■ What is expected:
Each line below is to be written out in full, exactly as shown.

** Start Records supplied **

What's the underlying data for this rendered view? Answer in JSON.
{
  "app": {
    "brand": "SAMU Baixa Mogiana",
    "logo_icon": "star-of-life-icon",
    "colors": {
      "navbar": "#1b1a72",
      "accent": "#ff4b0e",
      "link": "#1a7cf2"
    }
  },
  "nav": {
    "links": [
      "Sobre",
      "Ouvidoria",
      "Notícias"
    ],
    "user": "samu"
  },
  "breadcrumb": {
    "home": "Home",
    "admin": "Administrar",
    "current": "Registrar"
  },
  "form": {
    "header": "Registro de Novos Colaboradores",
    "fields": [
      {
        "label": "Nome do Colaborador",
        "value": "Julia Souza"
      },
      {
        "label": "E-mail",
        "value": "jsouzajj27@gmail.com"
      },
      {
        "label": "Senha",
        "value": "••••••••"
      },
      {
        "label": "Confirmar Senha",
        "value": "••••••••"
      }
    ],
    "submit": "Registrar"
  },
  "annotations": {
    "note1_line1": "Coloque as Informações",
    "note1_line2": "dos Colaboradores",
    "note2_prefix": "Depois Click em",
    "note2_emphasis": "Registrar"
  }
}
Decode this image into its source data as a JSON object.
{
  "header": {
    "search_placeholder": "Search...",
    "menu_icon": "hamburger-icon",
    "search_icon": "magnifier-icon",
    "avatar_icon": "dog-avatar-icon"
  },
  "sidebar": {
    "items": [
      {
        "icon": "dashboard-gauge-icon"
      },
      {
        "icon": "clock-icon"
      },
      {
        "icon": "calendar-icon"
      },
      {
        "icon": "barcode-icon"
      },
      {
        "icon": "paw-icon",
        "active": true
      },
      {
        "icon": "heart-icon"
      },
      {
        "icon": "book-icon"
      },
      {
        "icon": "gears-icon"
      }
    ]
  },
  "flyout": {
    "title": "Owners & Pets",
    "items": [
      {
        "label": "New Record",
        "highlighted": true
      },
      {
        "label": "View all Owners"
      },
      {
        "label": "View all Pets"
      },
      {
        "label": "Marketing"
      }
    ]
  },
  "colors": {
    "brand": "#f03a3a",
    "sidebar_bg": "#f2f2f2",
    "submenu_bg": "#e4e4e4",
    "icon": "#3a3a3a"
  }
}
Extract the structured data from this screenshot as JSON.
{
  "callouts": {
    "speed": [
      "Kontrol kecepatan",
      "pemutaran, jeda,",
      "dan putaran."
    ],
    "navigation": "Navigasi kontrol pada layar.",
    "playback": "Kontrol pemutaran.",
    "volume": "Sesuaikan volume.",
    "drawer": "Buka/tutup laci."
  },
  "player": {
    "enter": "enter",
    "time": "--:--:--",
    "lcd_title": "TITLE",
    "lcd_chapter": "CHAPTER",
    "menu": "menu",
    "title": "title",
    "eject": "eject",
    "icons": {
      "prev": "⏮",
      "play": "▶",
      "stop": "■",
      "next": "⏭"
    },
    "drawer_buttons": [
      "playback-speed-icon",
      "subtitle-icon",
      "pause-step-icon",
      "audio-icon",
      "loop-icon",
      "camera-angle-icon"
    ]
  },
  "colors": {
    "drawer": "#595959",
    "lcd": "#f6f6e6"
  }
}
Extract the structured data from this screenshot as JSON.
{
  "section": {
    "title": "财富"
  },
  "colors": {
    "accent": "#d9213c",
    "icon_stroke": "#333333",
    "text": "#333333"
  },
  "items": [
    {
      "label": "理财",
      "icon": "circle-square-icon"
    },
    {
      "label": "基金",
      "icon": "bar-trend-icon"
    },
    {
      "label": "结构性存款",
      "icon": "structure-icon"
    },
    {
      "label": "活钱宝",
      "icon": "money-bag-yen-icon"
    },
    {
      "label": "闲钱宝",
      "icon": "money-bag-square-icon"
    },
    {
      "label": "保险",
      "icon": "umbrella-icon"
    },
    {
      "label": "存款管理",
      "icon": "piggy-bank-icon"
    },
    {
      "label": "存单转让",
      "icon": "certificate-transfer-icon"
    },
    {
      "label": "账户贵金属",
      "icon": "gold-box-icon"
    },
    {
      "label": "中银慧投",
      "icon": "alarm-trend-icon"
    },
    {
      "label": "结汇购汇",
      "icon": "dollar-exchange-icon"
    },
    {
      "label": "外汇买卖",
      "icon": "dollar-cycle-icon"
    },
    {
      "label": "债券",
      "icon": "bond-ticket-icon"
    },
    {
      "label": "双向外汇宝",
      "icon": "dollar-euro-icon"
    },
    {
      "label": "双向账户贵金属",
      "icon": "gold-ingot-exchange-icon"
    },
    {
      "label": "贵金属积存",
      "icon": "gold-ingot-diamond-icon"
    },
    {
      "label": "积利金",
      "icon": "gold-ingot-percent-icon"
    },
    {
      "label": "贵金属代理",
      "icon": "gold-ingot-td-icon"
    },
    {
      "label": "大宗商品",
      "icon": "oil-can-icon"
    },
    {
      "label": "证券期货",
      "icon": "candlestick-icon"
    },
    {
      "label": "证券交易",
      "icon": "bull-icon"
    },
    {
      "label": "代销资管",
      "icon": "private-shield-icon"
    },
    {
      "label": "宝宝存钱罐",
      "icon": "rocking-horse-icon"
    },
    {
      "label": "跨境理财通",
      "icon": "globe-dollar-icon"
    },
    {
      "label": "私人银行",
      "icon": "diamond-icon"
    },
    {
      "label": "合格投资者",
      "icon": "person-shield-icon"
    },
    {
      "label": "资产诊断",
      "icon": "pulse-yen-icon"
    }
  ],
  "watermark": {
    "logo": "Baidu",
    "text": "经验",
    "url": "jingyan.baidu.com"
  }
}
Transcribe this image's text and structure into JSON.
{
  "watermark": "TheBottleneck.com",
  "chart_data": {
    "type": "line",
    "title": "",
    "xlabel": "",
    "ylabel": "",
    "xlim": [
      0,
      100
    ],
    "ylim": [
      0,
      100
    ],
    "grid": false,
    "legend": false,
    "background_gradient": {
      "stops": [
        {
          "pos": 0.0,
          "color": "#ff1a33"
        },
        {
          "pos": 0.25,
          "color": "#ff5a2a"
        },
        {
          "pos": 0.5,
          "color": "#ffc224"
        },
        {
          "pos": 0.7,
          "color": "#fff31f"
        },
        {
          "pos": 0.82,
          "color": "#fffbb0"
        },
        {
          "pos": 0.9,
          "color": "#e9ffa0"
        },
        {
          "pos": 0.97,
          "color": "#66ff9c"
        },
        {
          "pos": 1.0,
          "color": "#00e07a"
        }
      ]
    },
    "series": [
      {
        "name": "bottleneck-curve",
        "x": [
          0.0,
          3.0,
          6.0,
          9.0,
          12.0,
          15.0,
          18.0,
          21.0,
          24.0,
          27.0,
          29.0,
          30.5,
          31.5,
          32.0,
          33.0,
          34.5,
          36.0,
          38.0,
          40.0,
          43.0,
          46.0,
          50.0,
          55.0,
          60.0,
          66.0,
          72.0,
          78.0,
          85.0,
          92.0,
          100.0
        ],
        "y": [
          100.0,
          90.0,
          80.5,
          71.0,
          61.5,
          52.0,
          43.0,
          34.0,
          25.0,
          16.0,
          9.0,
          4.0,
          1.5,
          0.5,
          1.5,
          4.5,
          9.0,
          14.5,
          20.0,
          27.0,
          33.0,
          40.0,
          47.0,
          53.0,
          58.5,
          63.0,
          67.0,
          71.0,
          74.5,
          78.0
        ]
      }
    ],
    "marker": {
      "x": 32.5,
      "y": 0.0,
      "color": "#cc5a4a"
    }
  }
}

** End Records supplied **

■ Solution to the exercise:
What's the underlying data for this rendered view? Answer in JSON.
{
  "app": {
    "brand": "SAMU Baixa Mogiana",
    "logo_icon": "star-of-life-icon",
    "colors": {
      "navbar": "#1b1a72",
      "accent": "#ff4b0e",
      "link": "#1a7cf2"
    }
  },
  "nav": {
    "links": [
      "Sobre",
      "Ouvidoria",
      "Notícias"
    ],
    "user": "samu"
  },
  "breadcrumb": {
    "home": "Home",
    "admin": "Administrar",
    "current": "Registrar"
  },
  "form": {
    "header": "Registro de Novos Colaboradores",
    "fields": [
      {
        "label": "Nome do Colaborador",
        "value": "Julia Souza"
      },
      {
        "label": "E-mail",
        "value": "jsouzajj27@gmail.com"
      },
      {
        "label": "Senha",
        "value": "••••••••"
      },
      {
        "label": "Confirmar Senha",
        "value": "••••••••"
      }
    ],
    "submit": "Registrar"
  },
  "annotations": {
    "note1_line1": "Coloque as Informações",
    "note1_line2": "dos Colaboradores",
    "note2_prefix": "Depois Click em",
    "note2_emphasis": "Registrar"
  }
}
Decode this image into its source data as a JSON object.
{
  "header": {
    "search_placeholder": "Search...",
    "menu_icon": "hamburger-icon",
    "search_icon": "magnifier-icon",
    "avatar_icon": "dog-avatar-icon"
  },
  "sidebar": {
    "items": [
      {
        "icon": "dashboard-gauge-icon"
      },
      {
        "icon": "clock-icon"
      },
      {
        "icon": "calendar-icon"
      },
      {
        "icon": "barcode-icon"
      },
      {
        "icon": "paw-icon",
        "active": true
      },
      {
        "icon": "heart-icon"
      },
      {
        "icon": "book-icon"
      },
      {
        "icon": "gears-icon"
      }
    ]
  },
  "flyout": {
    "title": "Owners & Pets",
    "items": [
      {
        "label": "New Record",
        "highlighted": true
      },
      {
        "label": "View all Owners"
      },
      {
        "label": "View all Pets"
      },
      {
        "label": "Marketing"
      }
    ]
  },
  "colors": {
    "brand": "#f03a3a",
    "sidebar_bg": "#f2f2f2",
    "submenu_bg": "#e4e4e4",
    "icon": "#3a3a3a"
  }
}
Extract the structured data from this screenshot as JSON.
{
  "callouts": {
    "speed": [
      "Kontrol kecepatan",
      "pemutaran, jeda,",
      "dan putaran."
    ],
    "navigation": "Navigasi kontrol pada layar.",
    "playback": "Kontrol pemutaran.",
    "volume": "Sesuaikan volume.",
    "drawer": "Buka/tutup laci."
  },
  "player": {
    "enter": "enter",
    "time": "--:--:--",
    "lcd_title": "TITLE",
    "lcd_chapter": "CHAPTER",
    "menu": "menu",
    "title": "title",
    "eject": "eject",
    "icons": {
      "prev": "⏮",
      "play": "▶",
      "stop": "■",
      "next": "⏭"
    },
    "drawer_buttons": [
      "playback-speed-icon",
      "subtitle-icon",
      "pause-step-icon",
      "audio-icon",
      "loop-icon",
      "camera-angle-icon"
    ]
  },
  "colors": {
    "drawer": "#595959",
    "lcd": "#f6f6e6"
  }
}
Extract the structured data from this screenshot as JSON.
{
  "section": {
    "title": "财富"
  },
  "colors": {
    "accent": "#d9213c",
    "icon_stroke": "#333333",
    "text": "#333333"
  },
  "items": [
    {
      "label": "理财",
      "icon": "circle-square-icon"
    },
    {
      "label": "基金",
      "icon": "bar-trend-icon"
    },
    {
      "label": "结构性存款",
      "icon": "structure-icon"
    },
    {
      "label": "活钱宝",
      "icon": "money-bag-yen-icon"
    },
    {
      "label": "闲钱宝",
      "icon": "money-bag-square-icon"
    },
    {
      "label": "保险",
      "icon": "umbrella-icon"
    },
    {
      "label": "存款管理",
      "icon": "piggy-bank-icon"
    },
    {
      "label": "存单转让",
      "icon": "certificate-transfer-icon"
    },
    {
      "label": "账户贵金属",
      "icon": "gold-box-icon"
    },
    {
      "label": "中银慧投",
      "icon": "alarm-trend-icon"
    },
    {
      "label": "结汇购汇",
      "icon": "dollar-exchange-icon"
    },
    {
      "label": "外汇买卖",
      "icon": "dollar-cycle-icon"
    },
    {
      "label": "债券",
      "icon": "bond-ticket-icon"
    },
    {
      "label": "双向外汇宝",
      "icon": "dollar-euro-icon"
    },
    {
      "label": "双向账户贵金属",
      "icon": "gold-ingot-exchange-icon"
    },
    {
      "label": "贵金属积存",
      "icon": "gold-ingot-diamond-icon"
    },
    {
      "label": "积利金",
      "icon": "gold-ingot-percent-icon"
    },
    {
      "label": "贵金属代理",
      "icon": "gold-ingot-td-icon"
    },
    {
      "label": "大宗商品",
      "icon": "oil-can-icon"
    },
    {
      "label": "证券期货",
      "icon": "candlestick-icon"
    },
    {
      "label": "证券交易",
      "icon": "bull-icon"
    },
    {
      "label": "代销资管",
      "icon": "private-shield-icon"
    },
    {
      "label": "宝宝存钱罐",
      "icon": "rocking-horse-icon"
    },
    {
      "label": "跨境理财通",
      "icon": "globe-dollar-icon"
    },
    {
      "label": "私人银行",
      "icon": "diamond-icon"
    },
    {
      "label": "合格投资者",
      "icon": "person-shield-icon"
    },
    {
      "label": "资产诊断",
      "icon": "pulse-yen-icon"
    }
  ],
  "watermark": {
    "logo": "Baidu",
    "text": "经验",
    "url": "jingyan.baidu.com"
  }
}
Transcribe this image's text and structure into JSON.
{
  "watermark": "TheBottleneck.com",
  "chart_data": {
    "type": "line",
    "title": "",
    "xlabel": "",
    "ylabel": "",
    "xlim": [
      0,
      100
    ],
    "ylim": [
      0,
      100
    ],
    "grid": false,
    "legend": false,
    "background_gradient": {
      "stops": [
        {
          "pos": 0.0,
          "color": "#ff1a33"
        },
        {
          "pos": 0.25,
          "color": "#ff5a2a"
        },
        {
          "pos": 0.5,
          "color": "#ffc224"
        },
        {
          "pos": 0.7,
          "color": "#fff31f"
        },
        {
          "pos": 0.82,
          "color": "#fffbb0"
        },
        {
          "pos": 0.9,
          "color": "#e9ffa0"
        },
        {
          "pos": 0.97,
          "color": "#66ff9c"
        },
        {
          "pos": 1.0,
          "color": "#00e07a"
        }
      ]
    },
    "series": [
      {
        "name": "bottleneck-curve",
        "x": [
          0.0,
          3.0,
          6.0,
          9.0,
          12.0,
          15.0,
          18.0,
          21.0,
          24.0,
          27.0,
          29.0,
          30.5,
          31.5,
          32.0,
          33.0,
          34.5,
          36.0,
          38.0,
          40.0,
          43.0,
          46.0,
          50.0,
          55.0,
          60.0,
          66.0,
          72.0,
          78.0,
          85.0,
          92.0,
          100.0
        ],
        "y": [
          100.0,
          90.0,
          80.5,
          71.0,
          61.5,
          52.0,
          43.0,
          34.0,
          25.0,
          16.0,
          9.0,
          4.0,
          1.5,
          0.5,
          1.5,
          4.5,
          9.0,
          14.5,
          20.0,
          27.0,
          33.0,
          40.0,
          47.0,
          53.0,
          58.5,
          63.0,
          67.0,
          71.0,
          74.5,
          78.0
        ]
      }
    ],
    "marker": {
      "x": 32.5,
      "y": 0.0,
      "color": "#cc5a4a"
    }
  }
}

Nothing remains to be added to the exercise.